(Data entries)
——
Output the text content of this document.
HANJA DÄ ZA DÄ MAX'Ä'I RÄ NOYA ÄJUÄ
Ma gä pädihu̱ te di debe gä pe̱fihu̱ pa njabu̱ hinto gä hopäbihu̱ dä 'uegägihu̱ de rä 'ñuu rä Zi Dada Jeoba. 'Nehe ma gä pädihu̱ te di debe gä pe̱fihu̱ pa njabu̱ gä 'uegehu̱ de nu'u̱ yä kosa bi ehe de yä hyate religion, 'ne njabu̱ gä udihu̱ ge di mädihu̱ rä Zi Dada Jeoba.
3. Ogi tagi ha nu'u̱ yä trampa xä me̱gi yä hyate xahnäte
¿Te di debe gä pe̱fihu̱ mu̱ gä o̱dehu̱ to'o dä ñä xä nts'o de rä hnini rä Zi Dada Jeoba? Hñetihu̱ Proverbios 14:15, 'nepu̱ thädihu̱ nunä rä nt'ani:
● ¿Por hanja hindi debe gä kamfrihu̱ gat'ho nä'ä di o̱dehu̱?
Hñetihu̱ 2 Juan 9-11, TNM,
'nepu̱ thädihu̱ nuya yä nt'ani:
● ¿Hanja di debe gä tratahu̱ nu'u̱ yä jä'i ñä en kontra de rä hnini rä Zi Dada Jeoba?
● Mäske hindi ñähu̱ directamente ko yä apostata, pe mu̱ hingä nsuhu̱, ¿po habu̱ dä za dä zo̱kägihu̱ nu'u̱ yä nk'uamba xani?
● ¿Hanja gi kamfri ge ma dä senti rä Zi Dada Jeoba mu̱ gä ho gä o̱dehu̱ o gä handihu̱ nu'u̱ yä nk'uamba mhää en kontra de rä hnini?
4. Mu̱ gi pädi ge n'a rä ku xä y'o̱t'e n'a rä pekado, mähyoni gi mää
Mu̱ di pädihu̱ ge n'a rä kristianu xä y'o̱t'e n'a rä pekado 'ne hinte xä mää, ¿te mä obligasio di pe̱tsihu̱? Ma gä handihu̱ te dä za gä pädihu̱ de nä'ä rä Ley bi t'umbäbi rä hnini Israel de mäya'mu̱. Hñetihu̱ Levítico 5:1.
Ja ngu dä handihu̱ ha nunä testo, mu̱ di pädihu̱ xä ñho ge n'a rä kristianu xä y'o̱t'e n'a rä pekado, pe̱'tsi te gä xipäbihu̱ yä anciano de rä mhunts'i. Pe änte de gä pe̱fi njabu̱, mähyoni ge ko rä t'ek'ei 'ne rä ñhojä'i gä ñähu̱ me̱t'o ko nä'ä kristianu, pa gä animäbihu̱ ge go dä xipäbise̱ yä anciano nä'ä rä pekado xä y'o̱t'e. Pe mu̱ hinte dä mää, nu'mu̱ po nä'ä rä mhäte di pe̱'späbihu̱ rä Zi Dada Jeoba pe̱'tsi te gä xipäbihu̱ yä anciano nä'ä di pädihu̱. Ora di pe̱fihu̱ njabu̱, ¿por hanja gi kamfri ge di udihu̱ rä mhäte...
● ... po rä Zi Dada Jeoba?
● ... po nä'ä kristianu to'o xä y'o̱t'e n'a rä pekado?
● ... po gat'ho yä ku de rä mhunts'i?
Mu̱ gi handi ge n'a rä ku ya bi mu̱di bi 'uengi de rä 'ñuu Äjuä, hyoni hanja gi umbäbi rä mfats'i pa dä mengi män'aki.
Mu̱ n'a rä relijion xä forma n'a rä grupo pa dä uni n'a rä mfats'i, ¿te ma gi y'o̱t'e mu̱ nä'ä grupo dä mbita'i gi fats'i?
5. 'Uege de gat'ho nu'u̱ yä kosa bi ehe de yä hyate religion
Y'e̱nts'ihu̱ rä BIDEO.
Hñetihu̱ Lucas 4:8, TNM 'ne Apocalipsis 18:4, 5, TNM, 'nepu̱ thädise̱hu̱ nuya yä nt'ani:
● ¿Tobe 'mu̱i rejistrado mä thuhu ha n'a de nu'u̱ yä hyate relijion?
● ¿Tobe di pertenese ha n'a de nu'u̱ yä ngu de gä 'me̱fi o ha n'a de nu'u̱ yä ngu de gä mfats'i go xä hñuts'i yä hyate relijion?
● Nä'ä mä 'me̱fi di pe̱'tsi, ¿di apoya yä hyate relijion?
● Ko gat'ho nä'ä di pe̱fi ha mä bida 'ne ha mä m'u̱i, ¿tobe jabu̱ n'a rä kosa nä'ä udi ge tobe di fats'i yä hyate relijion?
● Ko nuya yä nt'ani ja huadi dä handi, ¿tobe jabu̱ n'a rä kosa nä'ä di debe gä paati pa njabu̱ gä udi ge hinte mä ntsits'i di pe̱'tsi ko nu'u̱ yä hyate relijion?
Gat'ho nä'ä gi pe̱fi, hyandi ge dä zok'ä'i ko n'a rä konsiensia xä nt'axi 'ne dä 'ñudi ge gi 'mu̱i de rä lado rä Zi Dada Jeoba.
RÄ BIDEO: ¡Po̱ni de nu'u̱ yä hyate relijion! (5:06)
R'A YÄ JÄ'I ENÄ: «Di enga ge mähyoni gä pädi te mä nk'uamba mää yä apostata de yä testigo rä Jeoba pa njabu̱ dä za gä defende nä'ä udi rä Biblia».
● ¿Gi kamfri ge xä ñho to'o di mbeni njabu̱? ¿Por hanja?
——
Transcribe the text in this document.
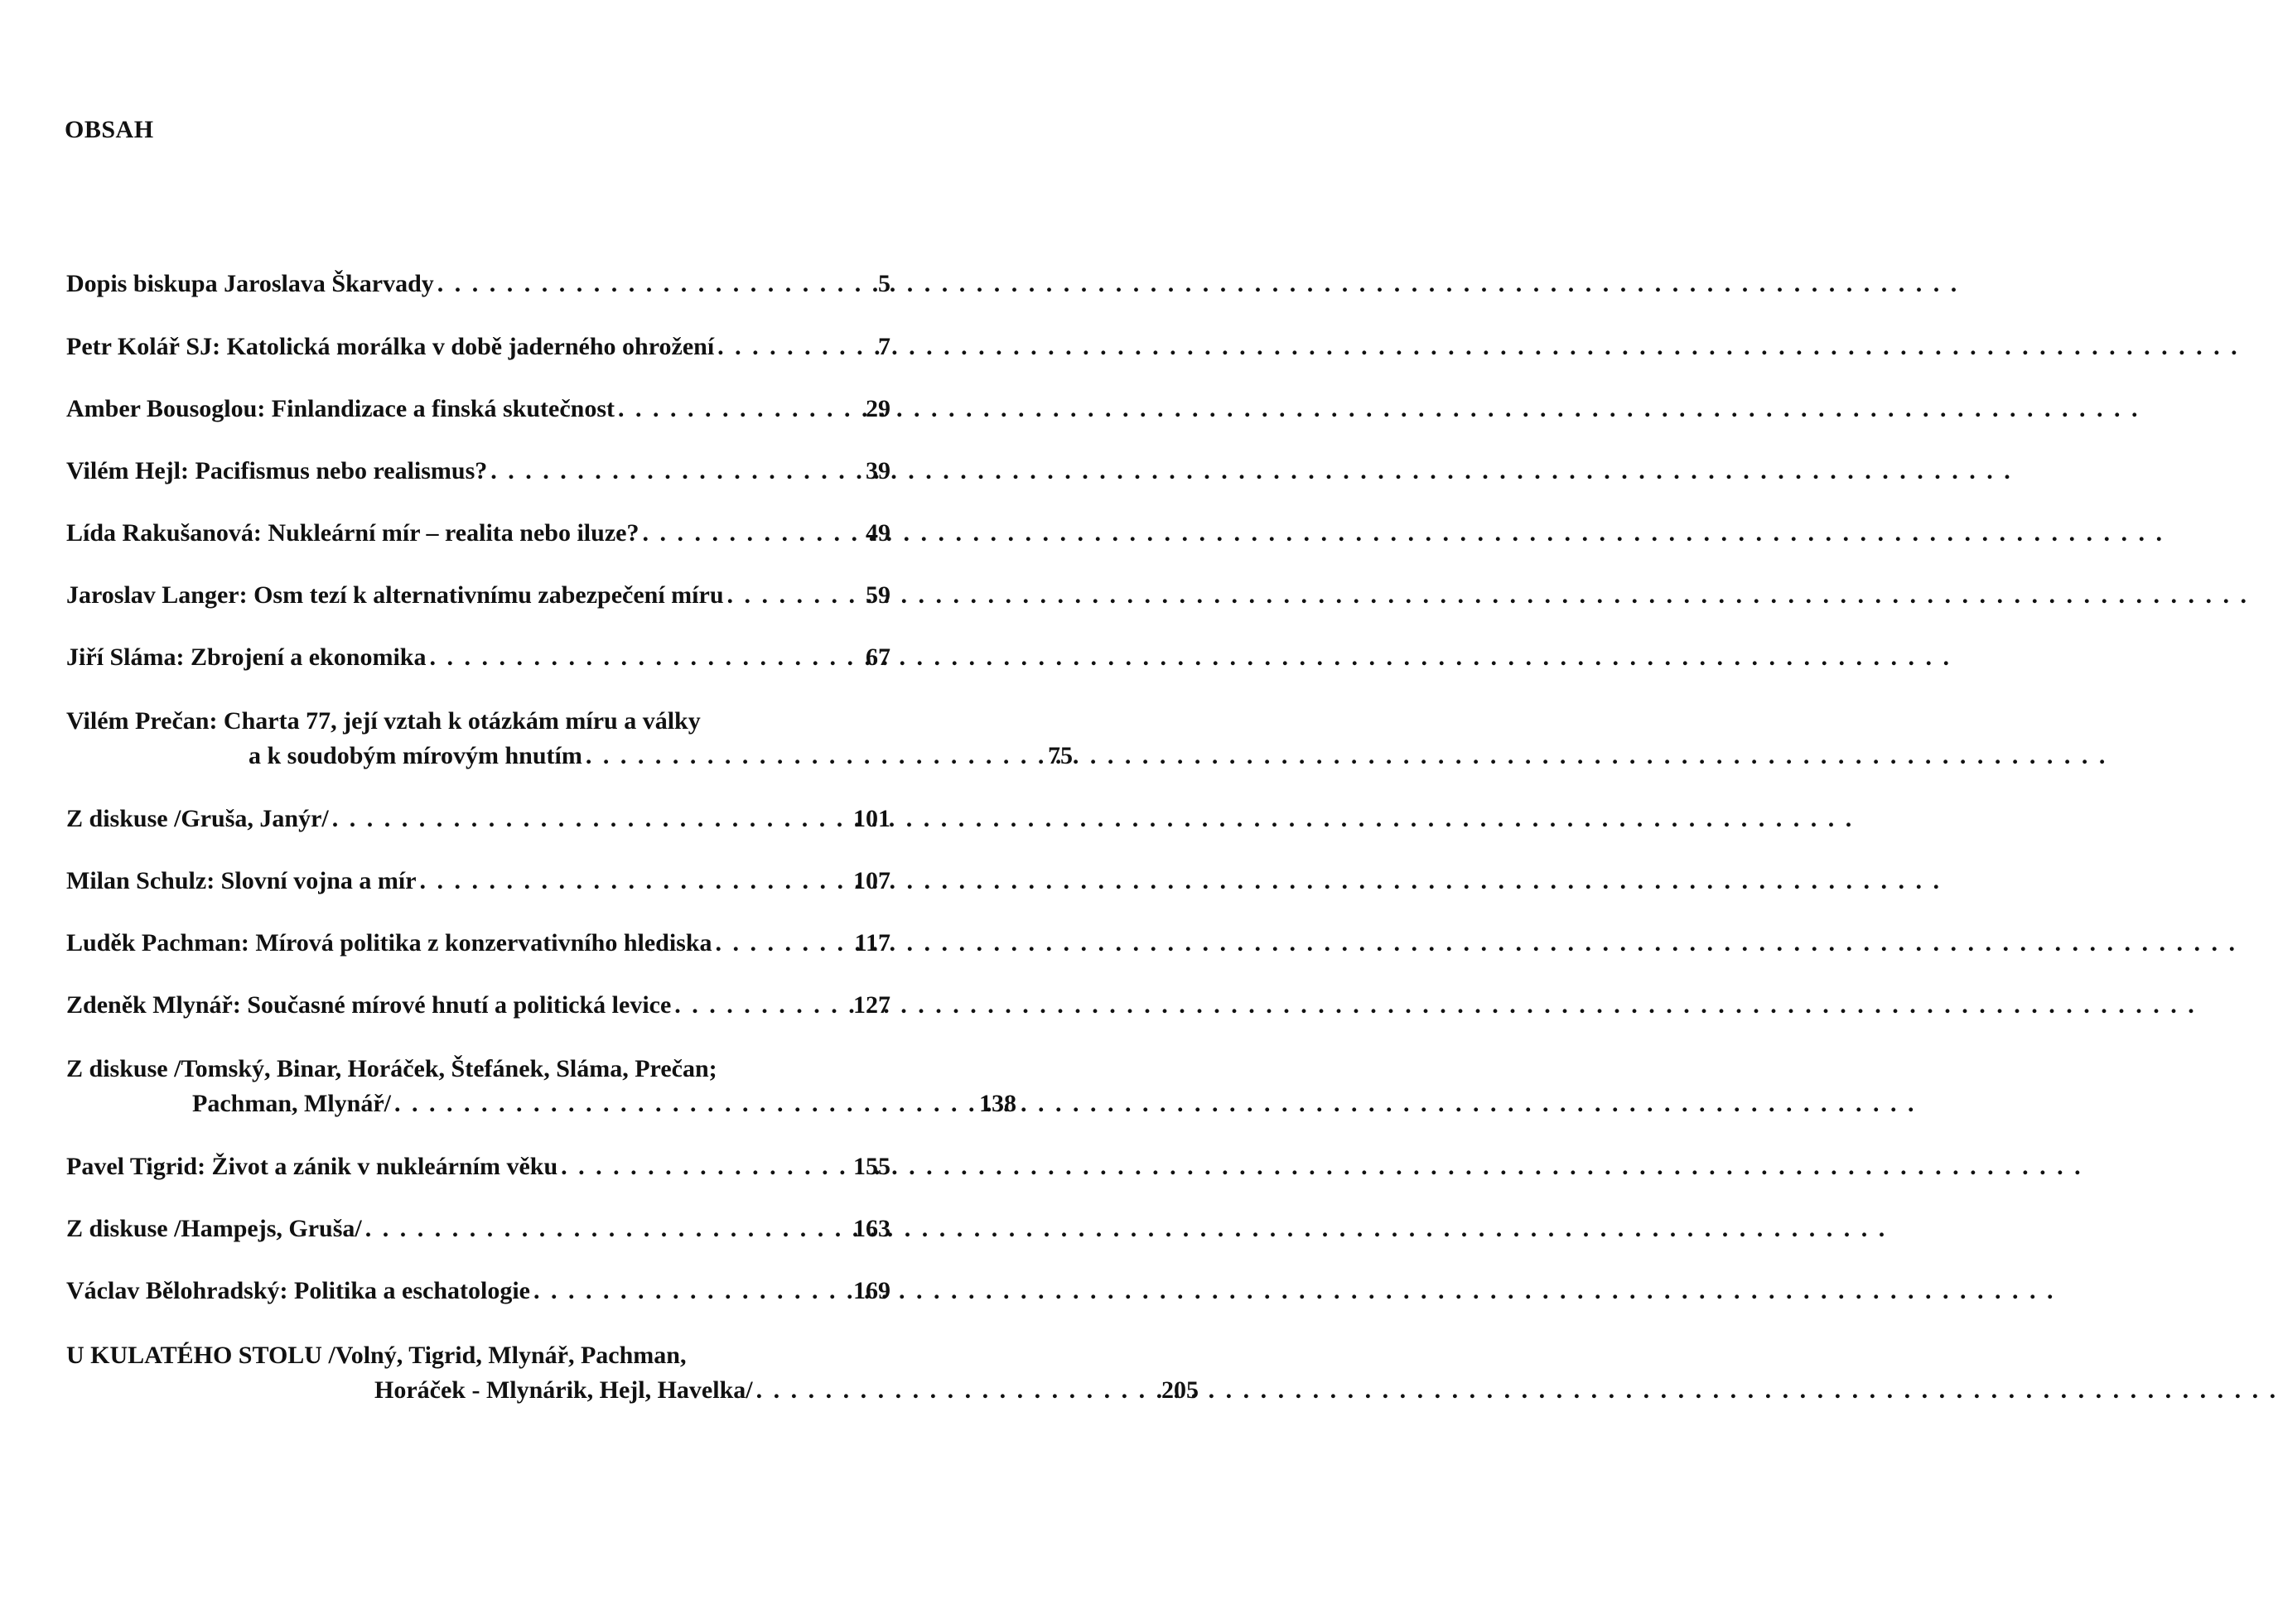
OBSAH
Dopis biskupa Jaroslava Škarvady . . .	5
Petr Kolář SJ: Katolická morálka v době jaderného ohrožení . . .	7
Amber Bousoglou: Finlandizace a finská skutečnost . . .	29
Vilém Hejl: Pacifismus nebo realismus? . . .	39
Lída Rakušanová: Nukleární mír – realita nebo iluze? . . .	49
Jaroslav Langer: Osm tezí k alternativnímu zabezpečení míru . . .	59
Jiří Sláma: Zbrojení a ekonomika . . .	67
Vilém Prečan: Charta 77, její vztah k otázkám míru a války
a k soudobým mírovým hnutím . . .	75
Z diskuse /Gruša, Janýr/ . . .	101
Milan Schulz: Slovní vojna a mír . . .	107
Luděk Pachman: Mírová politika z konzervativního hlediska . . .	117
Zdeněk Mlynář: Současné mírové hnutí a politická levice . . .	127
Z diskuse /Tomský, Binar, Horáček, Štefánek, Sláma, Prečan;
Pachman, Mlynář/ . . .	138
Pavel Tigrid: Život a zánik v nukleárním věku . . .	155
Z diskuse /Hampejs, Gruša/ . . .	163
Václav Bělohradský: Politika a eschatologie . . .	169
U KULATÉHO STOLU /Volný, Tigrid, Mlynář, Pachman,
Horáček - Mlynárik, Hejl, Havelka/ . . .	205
——
◆ **Problem to solve**
Your task is to report how many lines of the material include the string "text". Give the number and no other words.

◆ **Correct output**
2